== Objective ==
Take the data that follows and retype it word for word.
## START
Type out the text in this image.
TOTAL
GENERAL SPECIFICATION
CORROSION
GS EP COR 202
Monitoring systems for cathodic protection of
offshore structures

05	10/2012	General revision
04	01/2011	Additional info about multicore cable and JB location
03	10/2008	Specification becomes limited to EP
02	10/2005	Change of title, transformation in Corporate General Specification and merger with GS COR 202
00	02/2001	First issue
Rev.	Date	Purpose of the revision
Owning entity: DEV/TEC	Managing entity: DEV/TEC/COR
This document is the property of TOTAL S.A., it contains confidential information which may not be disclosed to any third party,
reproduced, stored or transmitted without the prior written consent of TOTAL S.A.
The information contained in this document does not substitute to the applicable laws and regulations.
## END
== Result ==
Type out the text in this image.
TOTAL
GENERAL SPECIFICATION
CORROSION
GS EP COR 202
Monitoring systems for cathodic protection of
offshore structures

05	10/2012	General revision
04	01/2011	Additional info about multicore cable and JB location
03	10/2008	Specification becomes limited to EP
02	10/2005	Change of title, transformation in Corporate General Specification and merger with GS COR 202
00	02/2001	First issue
Rev.	Date	Purpose of the revision
Owning entity: DEV/TEC	Managing entity: DEV/TEC/COR
This document is the property of TOTAL S.A., it contains confidential information which may not be disclosed to any third party,
reproduced, stored or transmitted without the prior written consent of TOTAL S.A.
The information contained in this document does not substitute to the applicable laws and regulations.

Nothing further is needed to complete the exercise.